A block of data:

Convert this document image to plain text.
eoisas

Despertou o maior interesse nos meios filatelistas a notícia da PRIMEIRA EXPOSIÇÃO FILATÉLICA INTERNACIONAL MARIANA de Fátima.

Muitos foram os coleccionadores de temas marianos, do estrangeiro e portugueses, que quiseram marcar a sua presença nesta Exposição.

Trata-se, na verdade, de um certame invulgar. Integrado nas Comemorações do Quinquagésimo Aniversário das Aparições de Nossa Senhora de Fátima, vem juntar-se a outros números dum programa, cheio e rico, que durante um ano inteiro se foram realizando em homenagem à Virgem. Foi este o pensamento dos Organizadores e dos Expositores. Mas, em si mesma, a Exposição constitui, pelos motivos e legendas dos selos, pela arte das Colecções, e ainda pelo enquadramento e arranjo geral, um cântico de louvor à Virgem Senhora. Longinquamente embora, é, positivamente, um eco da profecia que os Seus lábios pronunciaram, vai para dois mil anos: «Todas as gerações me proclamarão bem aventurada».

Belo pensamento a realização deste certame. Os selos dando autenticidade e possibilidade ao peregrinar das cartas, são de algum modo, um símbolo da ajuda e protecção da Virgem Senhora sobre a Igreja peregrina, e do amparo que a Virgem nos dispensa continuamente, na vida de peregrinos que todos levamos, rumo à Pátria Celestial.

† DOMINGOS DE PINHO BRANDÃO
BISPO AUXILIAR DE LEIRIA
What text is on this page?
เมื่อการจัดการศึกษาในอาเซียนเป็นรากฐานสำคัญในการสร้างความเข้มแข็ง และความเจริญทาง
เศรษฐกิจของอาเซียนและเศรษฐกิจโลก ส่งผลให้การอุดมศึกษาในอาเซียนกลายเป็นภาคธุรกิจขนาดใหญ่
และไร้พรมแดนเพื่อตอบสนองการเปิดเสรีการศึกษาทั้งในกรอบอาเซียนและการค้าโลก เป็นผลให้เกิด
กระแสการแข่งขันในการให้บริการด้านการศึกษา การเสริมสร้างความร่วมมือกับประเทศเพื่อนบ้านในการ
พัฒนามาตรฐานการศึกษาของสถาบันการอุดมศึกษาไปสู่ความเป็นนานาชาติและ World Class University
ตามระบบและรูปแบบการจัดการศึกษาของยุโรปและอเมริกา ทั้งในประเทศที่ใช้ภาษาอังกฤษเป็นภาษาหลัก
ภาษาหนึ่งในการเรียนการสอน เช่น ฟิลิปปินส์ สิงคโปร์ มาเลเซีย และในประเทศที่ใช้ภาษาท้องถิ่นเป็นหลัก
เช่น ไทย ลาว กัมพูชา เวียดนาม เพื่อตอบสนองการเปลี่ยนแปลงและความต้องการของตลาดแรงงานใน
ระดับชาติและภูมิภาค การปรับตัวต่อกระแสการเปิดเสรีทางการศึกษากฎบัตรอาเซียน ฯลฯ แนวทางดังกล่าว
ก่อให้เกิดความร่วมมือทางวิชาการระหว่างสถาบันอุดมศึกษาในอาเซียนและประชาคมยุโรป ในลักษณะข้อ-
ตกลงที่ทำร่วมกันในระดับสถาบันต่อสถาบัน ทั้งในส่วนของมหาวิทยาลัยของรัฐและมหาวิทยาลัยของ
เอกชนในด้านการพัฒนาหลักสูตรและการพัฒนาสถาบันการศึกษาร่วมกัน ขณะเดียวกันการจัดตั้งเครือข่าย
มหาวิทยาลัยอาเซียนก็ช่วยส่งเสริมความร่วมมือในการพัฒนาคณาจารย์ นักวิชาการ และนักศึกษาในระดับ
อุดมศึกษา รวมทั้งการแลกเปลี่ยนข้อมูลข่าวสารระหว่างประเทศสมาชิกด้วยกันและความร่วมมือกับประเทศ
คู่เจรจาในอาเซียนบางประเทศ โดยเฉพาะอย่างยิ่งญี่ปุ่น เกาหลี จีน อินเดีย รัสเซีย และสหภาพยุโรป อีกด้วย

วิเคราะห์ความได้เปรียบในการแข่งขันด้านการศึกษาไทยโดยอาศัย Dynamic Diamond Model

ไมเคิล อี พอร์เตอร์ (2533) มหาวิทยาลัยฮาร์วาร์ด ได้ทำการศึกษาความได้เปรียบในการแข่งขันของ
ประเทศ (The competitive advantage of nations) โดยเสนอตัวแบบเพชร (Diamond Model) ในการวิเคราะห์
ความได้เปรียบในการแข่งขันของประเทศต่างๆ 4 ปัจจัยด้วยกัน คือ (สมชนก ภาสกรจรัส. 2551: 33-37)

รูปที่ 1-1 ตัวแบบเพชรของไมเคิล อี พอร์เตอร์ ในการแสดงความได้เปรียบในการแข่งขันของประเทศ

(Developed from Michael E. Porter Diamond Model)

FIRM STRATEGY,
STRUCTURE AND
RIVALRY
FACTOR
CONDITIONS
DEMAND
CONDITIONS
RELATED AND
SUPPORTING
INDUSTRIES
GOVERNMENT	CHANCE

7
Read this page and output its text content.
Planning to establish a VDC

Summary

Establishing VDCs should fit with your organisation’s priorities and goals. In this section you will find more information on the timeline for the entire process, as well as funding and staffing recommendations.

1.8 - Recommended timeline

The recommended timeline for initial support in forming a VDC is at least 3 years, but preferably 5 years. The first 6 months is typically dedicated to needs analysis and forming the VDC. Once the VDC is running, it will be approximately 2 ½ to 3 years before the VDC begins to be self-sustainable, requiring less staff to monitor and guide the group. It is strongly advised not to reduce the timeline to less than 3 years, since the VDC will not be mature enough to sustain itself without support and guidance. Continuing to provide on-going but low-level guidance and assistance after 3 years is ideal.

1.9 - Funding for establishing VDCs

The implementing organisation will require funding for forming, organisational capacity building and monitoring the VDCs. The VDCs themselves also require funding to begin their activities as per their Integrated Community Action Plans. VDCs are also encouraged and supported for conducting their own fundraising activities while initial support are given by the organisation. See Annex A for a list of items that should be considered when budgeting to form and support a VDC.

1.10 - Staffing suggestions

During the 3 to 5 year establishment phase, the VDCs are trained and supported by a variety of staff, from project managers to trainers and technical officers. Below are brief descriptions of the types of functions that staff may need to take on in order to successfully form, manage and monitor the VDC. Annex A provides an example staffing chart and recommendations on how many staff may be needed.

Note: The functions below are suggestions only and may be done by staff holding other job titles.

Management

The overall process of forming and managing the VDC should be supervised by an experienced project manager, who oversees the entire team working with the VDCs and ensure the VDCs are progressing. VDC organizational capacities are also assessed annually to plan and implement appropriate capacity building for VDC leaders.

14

--- JOB ---
Repeat the entries shown above, every one, word for word.

--- WRITTEN ANSWER ---
Convert this document image to plain text.
eoisas

Despertou o maior interesse nos meios filatelistas a notícia da PRIMEIRA EXPOSIÇÃO FILATÉLICA INTERNACIONAL MARIANA de Fátima.

Muitos foram os coleccionadores de temas marianos, do estrangeiro e portugueses, que quiseram marcar a sua presença nesta Exposição.

Trata-se, na verdade, de um certame invulgar. Integrado nas Comemorações do Quinquagésimo Aniversário das Aparições de Nossa Senhora de Fátima, vem juntar-se a outros números dum programa, cheio e rico, que durante um ano inteiro se foram realizando em homenagem à Virgem. Foi este o pensamento dos Organizadores e dos Expositores. Mas, em si mesma, a Exposição constitui, pelos motivos e legendas dos selos, pela arte das Colecções, e ainda pelo enquadramento e arranjo geral, um cântico de louvor à Virgem Senhora. Longinquamente embora, é, positivamente, um eco da profecia que os Seus lábios pronunciaram, vai para dois mil anos: «Todas as gerações me proclamarão bem aventurada».

Belo pensamento a realização deste certame. Os selos dando autenticidade e possibilidade ao peregrinar das cartas, são de algum modo, um símbolo da ajuda e protecção da Virgem Senhora sobre a Igreja peregrina, e do amparo que a Virgem nos dispensa continuamente, na vida de peregrinos que todos levamos, rumo à Pátria Celestial.

† DOMINGOS DE PINHO BRANDÃO
BISPO AUXILIAR DE LEIRIA
What text is on this page?
เมื่อการจัดการศึกษาในอาเซียนเป็นรากฐานสำคัญในการสร้างความเข้มแข็ง และความเจริญทาง
เศรษฐกิจของอาเซียนและเศรษฐกิจโลก ส่งผลให้การอุดมศึกษาในอาเซียนกลายเป็นภาคธุรกิจขนาดใหญ่
และไร้พรมแดนเพื่อตอบสนองการเปิดเสรีการศึกษาทั้งในกรอบอาเซียนและการค้าโลก เป็นผลให้เกิด
กระแสการแข่งขันในการให้บริการด้านการศึกษา การเสริมสร้างความร่วมมือกับประเทศเพื่อนบ้านในการ
พัฒนามาตรฐานการศึกษาของสถาบันการอุดมศึกษาไปสู่ความเป็นนานาชาติและ World Class University
ตามระบบและรูปแบบการจัดการศึกษาของยุโรปและอเมริกา ทั้งในประเทศที่ใช้ภาษาอังกฤษเป็นภาษาหลัก
ภาษาหนึ่งในการเรียนการสอน เช่น ฟิลิปปินส์ สิงคโปร์ มาเลเซีย และในประเทศที่ใช้ภาษาท้องถิ่นเป็นหลัก
เช่น ไทย ลาว กัมพูชา เวียดนาม เพื่อตอบสนองการเปลี่ยนแปลงและความต้องการของตลาดแรงงานใน
ระดับชาติและภูมิภาค การปรับตัวต่อกระแสการเปิดเสรีทางการศึกษากฎบัตรอาเซียน ฯลฯ แนวทางดังกล่าว
ก่อให้เกิดความร่วมมือทางวิชาการระหว่างสถาบันอุดมศึกษาในอาเซียนและประชาคมยุโรป ในลักษณะข้อ-
ตกลงที่ทำร่วมกันในระดับสถาบันต่อสถาบัน ทั้งในส่วนของมหาวิทยาลัยของรัฐและมหาวิทยาลัยของ
เอกชนในด้านการพัฒนาหลักสูตรและการพัฒนาสถาบันการศึกษาร่วมกัน ขณะเดียวกันการจัดตั้งเครือข่าย
มหาวิทยาลัยอาเซียนก็ช่วยส่งเสริมความร่วมมือในการพัฒนาคณาจารย์ นักวิชาการ และนักศึกษาในระดับ
อุดมศึกษา รวมทั้งการแลกเปลี่ยนข้อมูลข่าวสารระหว่างประเทศสมาชิกด้วยกันและความร่วมมือกับประเทศ
คู่เจรจาในอาเซียนบางประเทศ โดยเฉพาะอย่างยิ่งญี่ปุ่น เกาหลี จีน อินเดีย รัสเซีย และสหภาพยุโรป อีกด้วย

วิเคราะห์ความได้เปรียบในการแข่งขันด้านการศึกษาไทยโดยอาศัย Dynamic Diamond Model

ไมเคิล อี พอร์เตอร์ (2533) มหาวิทยาลัยฮาร์วาร์ด ได้ทำการศึกษาความได้เปรียบในการแข่งขันของ
ประเทศ (The competitive advantage of nations) โดยเสนอตัวแบบเพชร (Diamond Model) ในการวิเคราะห์
ความได้เปรียบในการแข่งขันของประเทศต่างๆ 4 ปัจจัยด้วยกัน คือ (สมชนก ภาสกรจรัส. 2551: 33-37)

รูปที่ 1-1 ตัวแบบเพชรของไมเคิล อี พอร์เตอร์ ในการแสดงความได้เปรียบในการแข่งขันของประเทศ

(Developed from Michael E. Porter Diamond Model)

FIRM STRATEGY,
STRUCTURE AND
RIVALRY
FACTOR
CONDITIONS
DEMAND
CONDITIONS
RELATED AND
SUPPORTING
INDUSTRIES
GOVERNMENT	CHANCE

7
Read this page and output its text content.
Planning to establish a VDC

Summary

Establishing VDCs should fit with your organisation’s priorities and goals. In this section you will find more information on the timeline for the entire process, as well as funding and staffing recommendations.

1.8 - Recommended timeline

The recommended timeline for initial support in forming a VDC is at least 3 years, but preferably 5 years. The first 6 months is typically dedicated to needs analysis and forming the VDC. Once the VDC is running, it will be approximately 2 ½ to 3 years before the VDC begins to be self-sustainable, requiring less staff to monitor and guide the group. It is strongly advised not to reduce the timeline to less than 3 years, since the VDC will not be mature enough to sustain itself without support and guidance. Continuing to provide on-going but low-level guidance and assistance after 3 years is ideal.

1.9 - Funding for establishing VDCs

The implementing organisation will require funding for forming, organisational capacity building and monitoring the VDCs. The VDCs themselves also require funding to begin their activities as per their Integrated Community Action Plans. VDCs are also encouraged and supported for conducting their own fundraising activities while initial support are given by the organisation. See Annex A for a list of items that should be considered when budgeting to form and support a VDC.

1.10 - Staffing suggestions

During the 3 to 5 year establishment phase, the VDCs are trained and supported by a variety of staff, from project managers to trainers and technical officers. Below are brief descriptions of the types of functions that staff may need to take on in order to successfully form, manage and monitor the VDC. Annex A provides an example staffing chart and recommendations on how many staff may be needed.

Note: The functions below are suggestions only and may be done by staff holding other job titles.

Management

The overall process of forming and managing the VDC should be supervised by an experienced project manager, who oversees the entire team working with the VDCs and ensure the VDCs are progressing. VDC organizational capacities are also assessed annually to plan and implement appropriate capacity building for VDC leaders.

14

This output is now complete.